### RECORDS TO PROCESS
☆ ☆ ☆ ☆

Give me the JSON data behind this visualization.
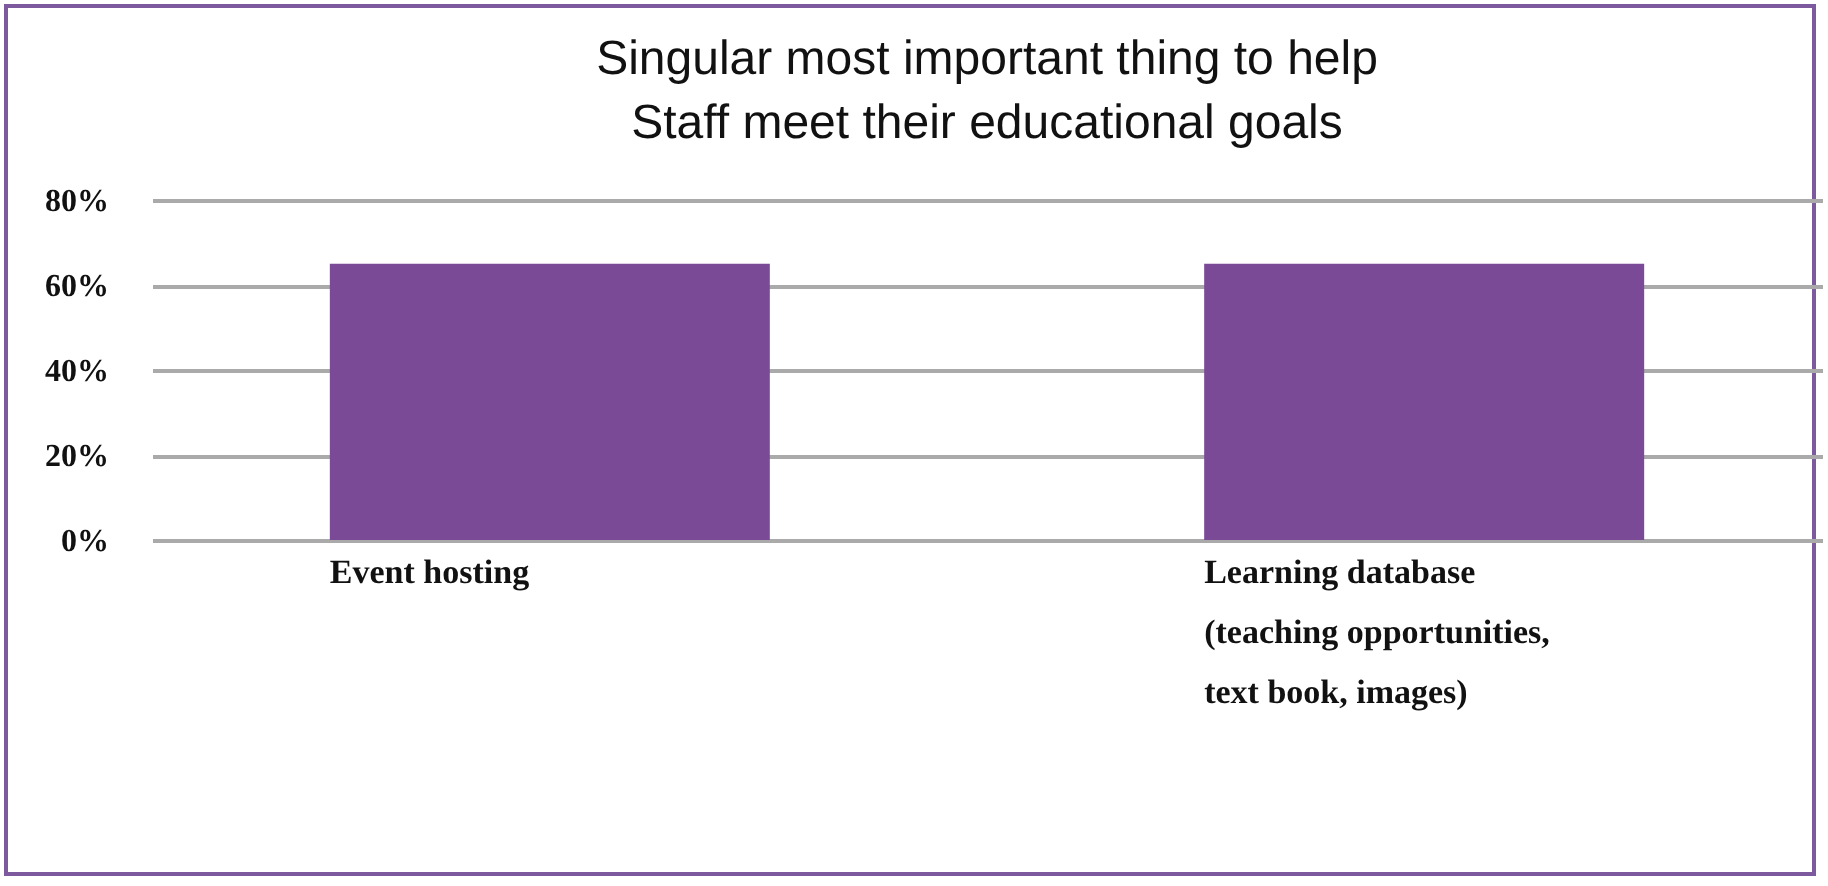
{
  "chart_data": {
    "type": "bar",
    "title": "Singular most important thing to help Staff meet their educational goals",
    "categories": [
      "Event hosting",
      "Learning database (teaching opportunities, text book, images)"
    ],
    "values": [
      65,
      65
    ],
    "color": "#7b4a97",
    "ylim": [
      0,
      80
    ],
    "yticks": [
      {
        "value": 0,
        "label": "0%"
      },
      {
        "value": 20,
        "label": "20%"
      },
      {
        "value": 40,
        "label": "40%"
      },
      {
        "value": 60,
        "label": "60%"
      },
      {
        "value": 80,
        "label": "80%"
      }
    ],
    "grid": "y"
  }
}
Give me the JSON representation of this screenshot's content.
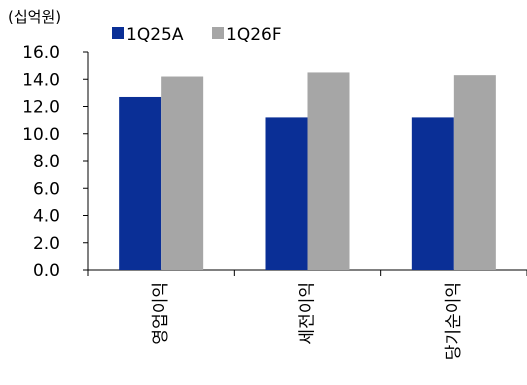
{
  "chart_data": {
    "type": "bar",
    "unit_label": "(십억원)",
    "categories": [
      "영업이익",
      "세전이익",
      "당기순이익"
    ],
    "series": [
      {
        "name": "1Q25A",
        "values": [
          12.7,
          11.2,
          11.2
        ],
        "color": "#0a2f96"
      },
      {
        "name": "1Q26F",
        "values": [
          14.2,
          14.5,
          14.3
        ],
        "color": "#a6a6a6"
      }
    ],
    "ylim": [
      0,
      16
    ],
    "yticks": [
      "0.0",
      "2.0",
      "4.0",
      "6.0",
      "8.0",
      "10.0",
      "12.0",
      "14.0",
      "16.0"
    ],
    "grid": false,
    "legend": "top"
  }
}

☆ ☆ ☆ ☆

### REQUEST
Give the entries again word for word, but skip the pictures.

### FINISHED EXERCISE
Give me the JSON data behind this visualization.
{
  "chart_data": {
    "type": "bar",
    "title": "Singular most important thing to help Staff meet their educational goals",
    "categories": [
      "Event hosting",
      "Learning database (teaching opportunities, text book, images)"
    ],
    "values": [
      65,
      65
    ],
    "color": "#7b4a97",
    "ylim": [
      0,
      80
    ],
    "yticks": [
      {
        "value": 0,
        "label": "0%"
      },
      {
        "value": 20,
        "label": "20%"
      },
      {
        "value": 40,
        "label": "40%"
      },
      {
        "value": 60,
        "label": "60%"
      },
      {
        "value": 80,
        "label": "80%"
      }
    ],
    "grid": "y"
  }
}
Give me the JSON representation of this screenshot's content.
{
  "chart_data": {
    "type": "bar",
    "unit_label": "(십억원)",
    "categories": [
      "영업이익",
      "세전이익",
      "당기순이익"
    ],
    "series": [
      {
        "name": "1Q25A",
        "values": [
          12.7,
          11.2,
          11.2
        ],
        "color": "#0a2f96"
      },
      {
        "name": "1Q26F",
        "values": [
          14.2,
          14.5,
          14.3
        ],
        "color": "#a6a6a6"
      }
    ],
    "ylim": [
      0,
      16
    ],
    "yticks": [
      "0.0",
      "2.0",
      "4.0",
      "6.0",
      "8.0",
      "10.0",
      "12.0",
      "14.0",
      "16.0"
    ],
    "grid": false,
    "legend": "top"
  }
}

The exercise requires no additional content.